**Stored data entries**:
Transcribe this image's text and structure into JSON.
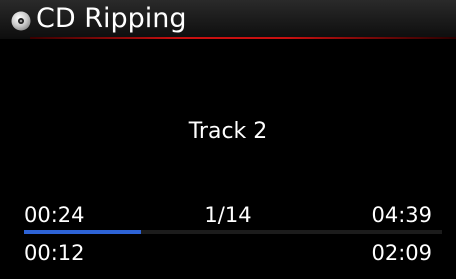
{
  "header": {
    "title": "CD Ripping",
    "icon": "cd-icon",
    "accent_color": "#c81010"
  },
  "track": {
    "name": "Track 2",
    "elapsed": "00:24",
    "position": "1/14",
    "total": "04:39"
  },
  "ripping": {
    "elapsed": "00:12",
    "remaining": "02:09",
    "progress_fraction": 0.28,
    "progress_color": "#2d63d6"
  }
}
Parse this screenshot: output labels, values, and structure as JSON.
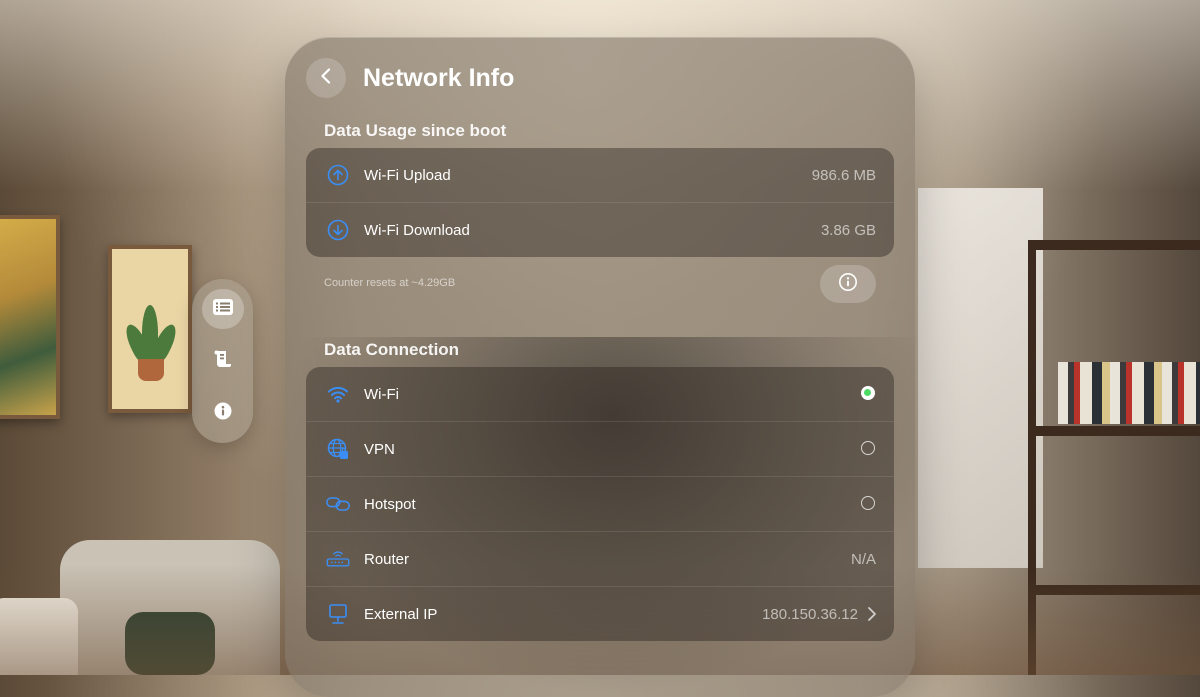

**Your objective**: Pictures are not part of the copy; reproduce everything else in the records exactly.

**Task result**:
Transcribe this image's text and structure into JSON.
{
  "header": {
    "title": "CD Ripping",
    "icon": "cd-icon",
    "accent_color": "#c81010"
  },
  "track": {
    "name": "Track 2",
    "elapsed": "00:24",
    "position": "1/14",
    "total": "04:39"
  },
  "ripping": {
    "elapsed": "00:12",
    "remaining": "02:09",
    "progress_fraction": 0.28,
    "progress_color": "#2d63d6"
  }
}
Parse this screenshot: output labels, values, and structure as JSON.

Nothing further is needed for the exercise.